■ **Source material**
*****

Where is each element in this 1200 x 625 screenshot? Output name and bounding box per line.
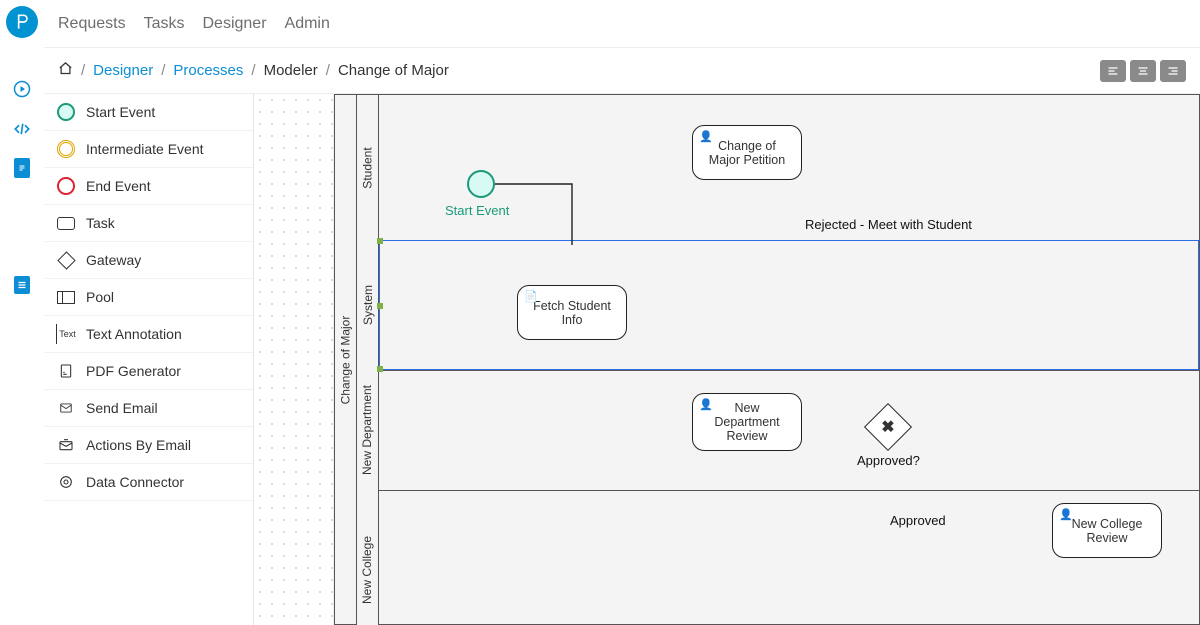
align-right-button[interactable] [1160,60,1186,82]
list-icon[interactable] [14,276,30,294]
pool-title[interactable]: Change of Major [335,95,357,624]
palette-task[interactable]: Task [44,205,253,242]
user-icon: 👤 [699,130,713,143]
gear-icon[interactable] [11,236,33,258]
task-new-department-review[interactable]: 👤 New Department Review [692,393,802,451]
crumb-current: Change of Major [338,62,449,79]
palette-start-event[interactable]: Start Event [44,94,253,131]
lane-separator [357,490,1199,491]
lane-system[interactable]: System [357,240,379,370]
align-toolbar [1100,60,1186,82]
palette-pdf-generator[interactable]: PDF Generator [44,353,253,390]
palette-gateway[interactable]: Gateway [44,242,253,279]
palette-data-connector[interactable]: Data Connector [44,464,253,501]
lock-icon[interactable] [11,196,33,218]
breadcrumb-bar: / Designer / Processes / Modeler / Chang… [44,48,1200,94]
pool[interactable]: Change of Major Student System New Depar… [334,94,1200,625]
element-palette: Start Event Intermediate Event End Event… [44,94,254,625]
palette-intermediate-event[interactable]: Intermediate Event [44,131,253,168]
align-left-button[interactable] [1100,60,1126,82]
align-center-button[interactable] [1130,60,1156,82]
code-icon[interactable] [11,118,33,140]
lane-new-department[interactable]: New Department [357,370,379,490]
start-event[interactable] [467,170,495,198]
nav-tasks[interactable]: Tasks [144,15,185,33]
lane-new-college[interactable]: New College [357,490,379,625]
left-rail [0,0,44,625]
lane-student[interactable]: Student [357,95,379,240]
task-change-of-major-petition[interactable]: 👤 Change of Major Petition [692,125,802,180]
selection-box[interactable] [379,240,1199,370]
breadcrumb: / Designer / Processes / Modeler / Chang… [58,61,449,80]
crumb-designer[interactable]: Designer [93,62,153,79]
app-logo[interactable] [6,6,38,38]
top-nav: Requests Tasks Designer Admin [44,0,1200,48]
gateway-x-icon: ✖ [872,411,904,443]
user-icon: 👤 [699,398,713,411]
crumb-processes[interactable]: Processes [173,62,243,79]
gateway-label: Approved? [857,453,920,468]
palette-send-email[interactable]: Send Email [44,390,253,427]
nav-requests[interactable]: Requests [58,15,126,33]
bpmn-canvas[interactable]: Change of Major Student System New Depar… [334,94,1200,625]
resize-handle[interactable] [377,303,383,309]
home-icon[interactable] [58,61,73,80]
palette-actions-by-email[interactable]: Actions By Email [44,427,253,464]
user-icon: 👤 [1059,508,1073,521]
palette-end-event[interactable]: End Event [44,168,253,205]
start-event-label: Start Event [445,203,509,218]
palette-text-annotation[interactable]: TextText Annotation [44,316,253,353]
edge-label-approved: Approved [890,513,946,528]
gateway-approved[interactable]: ✖ [864,403,912,451]
play-icon[interactable] [11,78,33,100]
nav-admin[interactable]: Admin [285,15,330,33]
dot-grid-margin [254,94,334,625]
edge-label-rejected: Rejected - Meet with Student [805,217,972,232]
resize-handle[interactable] [377,238,383,244]
crumb-modeler: Modeler [264,62,318,79]
lane-separator [357,370,1199,371]
edges [357,95,657,245]
palette-pool[interactable]: Pool [44,279,253,316]
nav-designer[interactable]: Designer [203,15,267,33]
file-icon[interactable] [14,158,30,178]
task-new-college-review[interactable]: 👤 New College Review [1052,503,1162,558]
resize-handle[interactable] [377,366,383,372]
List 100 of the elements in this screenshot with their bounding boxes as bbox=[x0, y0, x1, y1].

*****

Reproduce every line of the material above word for word, leaving out the pictures.

Where is each element in this 1200 x 625 screenshot? Output name and bounding box per line.
align-right-button[interactable] [1160,60,1186,82]
list-icon[interactable] [14,276,30,294]
pool-title[interactable]: Change of Major [335,95,357,624]
palette-task[interactable]: Task [44,205,253,242]
user-icon: 👤 [699,130,713,143]
gear-icon[interactable] [11,236,33,258]
task-new-department-review[interactable]: 👤 New Department Review [692,393,802,451]
crumb-current: Change of Major [338,62,449,79]
palette-start-event[interactable]: Start Event [44,94,253,131]
lane-separator [357,490,1199,491]
lane-system[interactable]: System [357,240,379,370]
align-toolbar [1100,60,1186,82]
palette-pdf-generator[interactable]: PDF Generator [44,353,253,390]
palette-gateway[interactable]: Gateway [44,242,253,279]
palette-data-connector[interactable]: Data Connector [44,464,253,501]
lock-icon[interactable] [11,196,33,218]
breadcrumb-bar: / Designer / Processes / Modeler / Chang… [44,48,1200,94]
pool[interactable]: Change of Major Student System New Depar… [334,94,1200,625]
element-palette: Start Event Intermediate Event End Event… [44,94,254,625]
palette-intermediate-event[interactable]: Intermediate Event [44,131,253,168]
align-left-button[interactable] [1100,60,1126,82]
align-center-button[interactable] [1130,60,1156,82]
code-icon[interactable] [11,118,33,140]
lane-new-department[interactable]: New Department [357,370,379,490]
start-event[interactable] [467,170,495,198]
nav-tasks[interactable]: Tasks [144,15,185,33]
lane-new-college[interactable]: New College [357,490,379,625]
left-rail [0,0,44,625]
lane-student[interactable]: Student [357,95,379,240]
task-change-of-major-petition[interactable]: 👤 Change of Major Petition [692,125,802,180]
selection-box[interactable] [379,240,1199,370]
breadcrumb: / Designer / Processes / Modeler / Chang… [58,61,449,80]
crumb-designer[interactable]: Designer [93,62,153,79]
app-logo[interactable] [6,6,38,38]
top-nav: Requests Tasks Designer Admin [44,0,1200,48]
gateway-x-icon: ✖ [872,411,904,443]
user-icon: 👤 [699,398,713,411]
crumb-processes[interactable]: Processes [173,62,243,79]
gateway-label: Approved? [857,453,920,468]
palette-send-email[interactable]: Send Email [44,390,253,427]
nav-requests[interactable]: Requests [58,15,126,33]
bpmn-canvas[interactable]: Change of Major Student System New Depar… [334,94,1200,625]
resize-handle[interactable] [377,303,383,309]
home-icon[interactable] [58,61,73,80]
palette-actions-by-email[interactable]: Actions By Email [44,427,253,464]
user-icon: 👤 [1059,508,1073,521]
palette-end-event[interactable]: End Event [44,168,253,205]
start-event-label: Start Event [445,203,509,218]
palette-text-annotation[interactable]: TextText Annotation [44,316,253,353]
edge-label-approved: Approved [890,513,946,528]
gateway-approved[interactable]: ✖ [864,403,912,451]
play-icon[interactable] [11,78,33,100]
nav-admin[interactable]: Admin [285,15,330,33]
dot-grid-margin [254,94,334,625]
edge-label-rejected: Rejected - Meet with Student [805,217,972,232]
resize-handle[interactable] [377,238,383,244]
crumb-modeler: Modeler [264,62,318,79]
lane-separator [357,370,1199,371]
edges [357,95,657,245]
palette-pool[interactable]: Pool [44,279,253,316]
nav-designer[interactable]: Designer [203,15,267,33]
file-icon[interactable] [14,158,30,178]
task-new-college-review[interactable]: 👤 New College Review [1052,503,1162,558]
resize-handle[interactable] [377,366,383,372]
List 100 of the elements in this screenshot with their bounding boxes as bbox=[x0, y0, x1, y1].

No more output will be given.